*** INFORMATION GIVEN
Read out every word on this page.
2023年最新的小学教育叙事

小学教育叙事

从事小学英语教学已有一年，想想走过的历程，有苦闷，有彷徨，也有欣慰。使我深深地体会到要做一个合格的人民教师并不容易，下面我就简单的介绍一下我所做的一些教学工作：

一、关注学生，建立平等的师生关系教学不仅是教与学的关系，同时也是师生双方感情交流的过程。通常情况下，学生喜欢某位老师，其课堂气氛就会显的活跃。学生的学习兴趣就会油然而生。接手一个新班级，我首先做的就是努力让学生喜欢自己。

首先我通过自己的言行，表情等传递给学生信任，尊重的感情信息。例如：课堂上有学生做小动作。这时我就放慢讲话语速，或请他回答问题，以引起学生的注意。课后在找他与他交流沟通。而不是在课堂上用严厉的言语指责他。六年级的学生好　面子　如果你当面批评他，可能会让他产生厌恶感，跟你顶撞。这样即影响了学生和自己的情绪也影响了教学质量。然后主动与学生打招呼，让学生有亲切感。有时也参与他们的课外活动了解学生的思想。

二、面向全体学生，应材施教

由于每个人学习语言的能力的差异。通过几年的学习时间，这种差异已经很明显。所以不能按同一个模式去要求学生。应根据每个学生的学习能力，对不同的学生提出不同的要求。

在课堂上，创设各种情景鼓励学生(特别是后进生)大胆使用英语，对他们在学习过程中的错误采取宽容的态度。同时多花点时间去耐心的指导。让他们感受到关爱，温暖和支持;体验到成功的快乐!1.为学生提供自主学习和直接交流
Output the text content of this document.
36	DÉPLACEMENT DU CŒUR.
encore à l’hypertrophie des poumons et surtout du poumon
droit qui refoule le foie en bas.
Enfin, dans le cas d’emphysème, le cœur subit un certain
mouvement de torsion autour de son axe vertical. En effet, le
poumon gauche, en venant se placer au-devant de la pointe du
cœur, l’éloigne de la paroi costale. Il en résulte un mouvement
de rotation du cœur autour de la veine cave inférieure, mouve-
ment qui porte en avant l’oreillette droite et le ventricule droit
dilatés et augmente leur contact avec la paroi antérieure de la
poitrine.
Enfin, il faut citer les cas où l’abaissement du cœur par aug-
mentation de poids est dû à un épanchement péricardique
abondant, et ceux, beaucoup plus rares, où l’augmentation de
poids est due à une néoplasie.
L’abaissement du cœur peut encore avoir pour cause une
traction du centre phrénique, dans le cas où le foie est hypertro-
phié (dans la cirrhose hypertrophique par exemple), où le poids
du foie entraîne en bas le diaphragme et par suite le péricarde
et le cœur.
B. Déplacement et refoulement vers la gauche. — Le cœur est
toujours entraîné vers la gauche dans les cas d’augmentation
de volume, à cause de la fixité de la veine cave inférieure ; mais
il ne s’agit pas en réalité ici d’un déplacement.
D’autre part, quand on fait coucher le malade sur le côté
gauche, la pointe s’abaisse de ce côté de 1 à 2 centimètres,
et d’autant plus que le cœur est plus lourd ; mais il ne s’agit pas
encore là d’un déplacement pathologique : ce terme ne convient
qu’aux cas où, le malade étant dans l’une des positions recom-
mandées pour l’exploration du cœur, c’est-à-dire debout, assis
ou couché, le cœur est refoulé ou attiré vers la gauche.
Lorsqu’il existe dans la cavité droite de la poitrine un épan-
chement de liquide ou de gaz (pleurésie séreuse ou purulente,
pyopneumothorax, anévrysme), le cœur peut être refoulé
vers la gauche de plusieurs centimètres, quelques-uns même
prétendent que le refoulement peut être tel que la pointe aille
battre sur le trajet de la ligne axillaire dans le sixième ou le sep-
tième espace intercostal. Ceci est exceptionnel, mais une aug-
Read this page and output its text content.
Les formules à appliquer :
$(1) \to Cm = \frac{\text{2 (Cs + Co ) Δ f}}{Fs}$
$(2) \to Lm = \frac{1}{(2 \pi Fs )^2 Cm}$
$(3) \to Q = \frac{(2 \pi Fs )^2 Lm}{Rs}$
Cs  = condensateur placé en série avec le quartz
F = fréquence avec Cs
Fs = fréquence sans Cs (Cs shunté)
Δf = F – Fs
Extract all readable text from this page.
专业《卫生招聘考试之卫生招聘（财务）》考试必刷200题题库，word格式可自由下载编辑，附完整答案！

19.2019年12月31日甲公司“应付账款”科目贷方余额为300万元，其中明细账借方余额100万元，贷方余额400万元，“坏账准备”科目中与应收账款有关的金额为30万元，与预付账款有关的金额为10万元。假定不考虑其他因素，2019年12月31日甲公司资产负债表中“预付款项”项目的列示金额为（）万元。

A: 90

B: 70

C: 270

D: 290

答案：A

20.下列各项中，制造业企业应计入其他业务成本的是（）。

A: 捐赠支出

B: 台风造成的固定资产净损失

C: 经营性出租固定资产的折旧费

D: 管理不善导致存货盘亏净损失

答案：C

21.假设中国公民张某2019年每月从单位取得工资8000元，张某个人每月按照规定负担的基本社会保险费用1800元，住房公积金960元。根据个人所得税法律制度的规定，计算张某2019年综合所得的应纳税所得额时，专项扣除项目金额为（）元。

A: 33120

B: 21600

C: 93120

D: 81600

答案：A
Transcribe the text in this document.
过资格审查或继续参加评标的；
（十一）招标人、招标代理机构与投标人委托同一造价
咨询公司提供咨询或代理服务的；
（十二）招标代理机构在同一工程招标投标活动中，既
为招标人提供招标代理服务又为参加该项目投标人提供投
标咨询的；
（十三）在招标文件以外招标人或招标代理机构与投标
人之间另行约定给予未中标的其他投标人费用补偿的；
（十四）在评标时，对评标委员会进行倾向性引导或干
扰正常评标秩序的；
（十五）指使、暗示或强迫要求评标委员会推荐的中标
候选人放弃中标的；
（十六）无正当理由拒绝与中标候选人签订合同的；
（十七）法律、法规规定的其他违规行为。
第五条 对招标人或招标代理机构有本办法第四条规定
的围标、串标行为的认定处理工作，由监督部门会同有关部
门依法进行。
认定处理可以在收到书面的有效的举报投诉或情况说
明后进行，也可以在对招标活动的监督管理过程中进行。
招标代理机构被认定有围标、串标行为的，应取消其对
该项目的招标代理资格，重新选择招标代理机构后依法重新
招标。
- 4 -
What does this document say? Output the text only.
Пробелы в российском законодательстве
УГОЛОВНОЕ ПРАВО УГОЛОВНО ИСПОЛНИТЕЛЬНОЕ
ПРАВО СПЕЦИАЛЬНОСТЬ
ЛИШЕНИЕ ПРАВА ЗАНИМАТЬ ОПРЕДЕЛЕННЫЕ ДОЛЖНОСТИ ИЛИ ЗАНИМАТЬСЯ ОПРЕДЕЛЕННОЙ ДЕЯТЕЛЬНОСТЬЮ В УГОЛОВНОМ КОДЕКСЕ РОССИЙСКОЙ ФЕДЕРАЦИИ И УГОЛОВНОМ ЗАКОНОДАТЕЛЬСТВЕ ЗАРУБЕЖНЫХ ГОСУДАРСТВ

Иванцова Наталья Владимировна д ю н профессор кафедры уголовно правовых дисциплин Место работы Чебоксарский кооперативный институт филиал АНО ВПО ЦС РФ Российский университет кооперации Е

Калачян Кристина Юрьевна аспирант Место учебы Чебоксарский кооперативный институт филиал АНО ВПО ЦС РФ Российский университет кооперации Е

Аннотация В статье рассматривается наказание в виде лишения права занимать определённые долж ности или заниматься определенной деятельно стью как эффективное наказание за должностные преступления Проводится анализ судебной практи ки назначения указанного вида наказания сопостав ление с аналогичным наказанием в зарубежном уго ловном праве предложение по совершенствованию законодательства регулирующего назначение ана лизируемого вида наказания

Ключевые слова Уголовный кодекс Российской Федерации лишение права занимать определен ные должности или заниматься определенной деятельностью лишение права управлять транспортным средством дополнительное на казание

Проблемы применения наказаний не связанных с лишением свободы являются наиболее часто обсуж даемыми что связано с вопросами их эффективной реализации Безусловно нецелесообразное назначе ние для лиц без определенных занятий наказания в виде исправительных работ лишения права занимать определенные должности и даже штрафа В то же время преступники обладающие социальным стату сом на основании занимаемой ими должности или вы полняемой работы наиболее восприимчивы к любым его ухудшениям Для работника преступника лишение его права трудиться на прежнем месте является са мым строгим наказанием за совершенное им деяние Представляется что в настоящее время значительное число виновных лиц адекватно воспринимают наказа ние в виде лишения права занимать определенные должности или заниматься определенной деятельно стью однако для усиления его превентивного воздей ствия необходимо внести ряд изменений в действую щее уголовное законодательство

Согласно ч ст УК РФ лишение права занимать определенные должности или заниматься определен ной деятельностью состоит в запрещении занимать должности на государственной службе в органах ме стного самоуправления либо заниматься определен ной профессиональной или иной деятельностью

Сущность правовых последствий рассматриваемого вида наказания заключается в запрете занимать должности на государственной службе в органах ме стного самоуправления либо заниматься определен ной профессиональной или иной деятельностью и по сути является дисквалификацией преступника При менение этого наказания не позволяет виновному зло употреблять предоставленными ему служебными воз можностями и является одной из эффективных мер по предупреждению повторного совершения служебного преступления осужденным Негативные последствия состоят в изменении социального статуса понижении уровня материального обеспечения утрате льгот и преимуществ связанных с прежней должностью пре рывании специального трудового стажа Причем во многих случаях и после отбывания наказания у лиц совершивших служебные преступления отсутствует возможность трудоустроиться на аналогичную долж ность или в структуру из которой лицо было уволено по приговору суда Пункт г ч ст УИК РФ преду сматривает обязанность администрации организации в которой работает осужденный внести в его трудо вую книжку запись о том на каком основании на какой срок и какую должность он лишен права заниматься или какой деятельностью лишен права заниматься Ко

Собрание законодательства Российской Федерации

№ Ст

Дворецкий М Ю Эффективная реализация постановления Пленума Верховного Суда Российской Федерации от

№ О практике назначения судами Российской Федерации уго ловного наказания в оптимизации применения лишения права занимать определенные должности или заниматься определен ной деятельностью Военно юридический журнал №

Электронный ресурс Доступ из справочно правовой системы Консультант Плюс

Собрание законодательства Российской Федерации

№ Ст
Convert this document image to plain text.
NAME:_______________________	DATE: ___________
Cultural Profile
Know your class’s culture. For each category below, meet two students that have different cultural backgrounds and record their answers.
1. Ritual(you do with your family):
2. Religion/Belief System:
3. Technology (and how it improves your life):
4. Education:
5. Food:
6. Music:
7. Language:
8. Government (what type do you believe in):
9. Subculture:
******
Of the lines above, how many include the word "Чебоксарский"? Reply with the number only.

● WORKED SOLUTION:
2